- Figure dataset records
^^^^^^^^^^^^^^^^

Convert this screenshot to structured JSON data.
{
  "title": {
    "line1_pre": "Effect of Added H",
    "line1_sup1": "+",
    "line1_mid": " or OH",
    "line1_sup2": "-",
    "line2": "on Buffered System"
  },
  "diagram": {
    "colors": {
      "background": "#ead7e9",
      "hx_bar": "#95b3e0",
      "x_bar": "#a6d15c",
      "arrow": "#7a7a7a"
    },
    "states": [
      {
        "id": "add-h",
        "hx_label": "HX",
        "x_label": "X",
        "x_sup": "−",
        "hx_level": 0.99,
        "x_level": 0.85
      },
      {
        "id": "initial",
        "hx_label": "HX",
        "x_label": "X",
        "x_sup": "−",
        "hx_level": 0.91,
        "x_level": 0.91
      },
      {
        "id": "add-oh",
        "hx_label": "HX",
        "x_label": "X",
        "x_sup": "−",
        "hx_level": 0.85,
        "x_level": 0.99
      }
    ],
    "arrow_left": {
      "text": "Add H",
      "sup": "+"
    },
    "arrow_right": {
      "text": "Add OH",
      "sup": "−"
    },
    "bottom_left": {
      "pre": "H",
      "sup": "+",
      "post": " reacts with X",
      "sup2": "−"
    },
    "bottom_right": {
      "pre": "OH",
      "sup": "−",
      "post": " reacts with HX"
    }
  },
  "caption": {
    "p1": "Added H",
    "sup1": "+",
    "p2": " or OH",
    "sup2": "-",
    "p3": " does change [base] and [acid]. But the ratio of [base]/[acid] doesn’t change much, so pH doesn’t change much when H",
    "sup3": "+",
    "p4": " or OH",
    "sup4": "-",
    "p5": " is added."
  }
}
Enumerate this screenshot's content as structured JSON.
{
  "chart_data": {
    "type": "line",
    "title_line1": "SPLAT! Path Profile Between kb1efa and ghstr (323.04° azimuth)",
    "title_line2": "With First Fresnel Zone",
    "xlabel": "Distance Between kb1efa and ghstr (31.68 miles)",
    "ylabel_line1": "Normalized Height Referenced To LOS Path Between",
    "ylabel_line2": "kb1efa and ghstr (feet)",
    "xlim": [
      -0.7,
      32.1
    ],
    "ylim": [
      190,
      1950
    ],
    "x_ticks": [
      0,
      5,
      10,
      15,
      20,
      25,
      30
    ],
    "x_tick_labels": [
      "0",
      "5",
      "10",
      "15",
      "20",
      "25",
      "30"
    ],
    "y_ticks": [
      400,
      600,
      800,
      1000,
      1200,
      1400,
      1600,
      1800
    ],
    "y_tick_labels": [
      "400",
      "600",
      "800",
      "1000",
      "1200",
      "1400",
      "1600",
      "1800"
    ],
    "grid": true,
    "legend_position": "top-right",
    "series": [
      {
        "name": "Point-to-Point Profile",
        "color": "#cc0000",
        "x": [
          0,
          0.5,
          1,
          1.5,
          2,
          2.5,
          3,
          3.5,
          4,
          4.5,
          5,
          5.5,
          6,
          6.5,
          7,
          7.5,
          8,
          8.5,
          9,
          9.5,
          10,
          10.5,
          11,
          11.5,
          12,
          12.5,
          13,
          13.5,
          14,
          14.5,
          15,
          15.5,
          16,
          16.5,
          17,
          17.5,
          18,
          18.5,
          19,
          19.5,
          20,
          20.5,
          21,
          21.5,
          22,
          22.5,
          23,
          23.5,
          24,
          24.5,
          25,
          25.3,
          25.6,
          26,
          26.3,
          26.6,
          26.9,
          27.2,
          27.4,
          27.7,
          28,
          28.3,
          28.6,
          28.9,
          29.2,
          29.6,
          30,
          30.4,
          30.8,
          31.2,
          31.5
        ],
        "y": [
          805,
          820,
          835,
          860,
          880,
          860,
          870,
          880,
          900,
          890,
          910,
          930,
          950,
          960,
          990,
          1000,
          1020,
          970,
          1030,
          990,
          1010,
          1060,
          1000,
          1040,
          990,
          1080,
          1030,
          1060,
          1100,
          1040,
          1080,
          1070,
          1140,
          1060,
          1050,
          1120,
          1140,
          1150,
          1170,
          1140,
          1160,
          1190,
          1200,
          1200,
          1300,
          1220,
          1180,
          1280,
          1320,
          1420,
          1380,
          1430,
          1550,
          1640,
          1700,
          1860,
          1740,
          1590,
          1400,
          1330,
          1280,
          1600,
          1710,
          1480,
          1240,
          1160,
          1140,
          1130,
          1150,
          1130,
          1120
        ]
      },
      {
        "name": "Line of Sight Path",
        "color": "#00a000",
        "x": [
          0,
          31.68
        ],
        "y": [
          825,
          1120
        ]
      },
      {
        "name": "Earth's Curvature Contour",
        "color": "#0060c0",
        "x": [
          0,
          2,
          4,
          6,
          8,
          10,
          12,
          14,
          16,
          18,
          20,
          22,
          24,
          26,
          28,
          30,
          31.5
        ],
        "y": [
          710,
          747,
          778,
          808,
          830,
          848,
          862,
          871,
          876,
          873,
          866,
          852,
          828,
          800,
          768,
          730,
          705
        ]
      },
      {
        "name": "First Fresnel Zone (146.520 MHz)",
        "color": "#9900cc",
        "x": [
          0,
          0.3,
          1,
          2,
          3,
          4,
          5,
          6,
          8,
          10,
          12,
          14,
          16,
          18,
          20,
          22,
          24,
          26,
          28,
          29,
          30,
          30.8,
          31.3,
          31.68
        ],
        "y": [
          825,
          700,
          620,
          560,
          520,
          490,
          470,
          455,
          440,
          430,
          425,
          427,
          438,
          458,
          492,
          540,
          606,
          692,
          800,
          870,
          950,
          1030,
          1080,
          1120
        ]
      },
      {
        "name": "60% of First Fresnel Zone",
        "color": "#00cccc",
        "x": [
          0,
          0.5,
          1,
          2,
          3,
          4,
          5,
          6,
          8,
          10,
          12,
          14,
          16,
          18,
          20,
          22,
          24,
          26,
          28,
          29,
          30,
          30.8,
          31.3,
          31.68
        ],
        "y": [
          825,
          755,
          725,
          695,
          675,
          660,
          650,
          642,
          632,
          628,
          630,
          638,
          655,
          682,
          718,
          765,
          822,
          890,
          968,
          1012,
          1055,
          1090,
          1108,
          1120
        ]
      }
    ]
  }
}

^^^^^^^^^^^^^^^^

- What needs to be done
Of the lines in the listing above, how many hold the string "Fresnel"? Reply with the number only.

- Correct result
3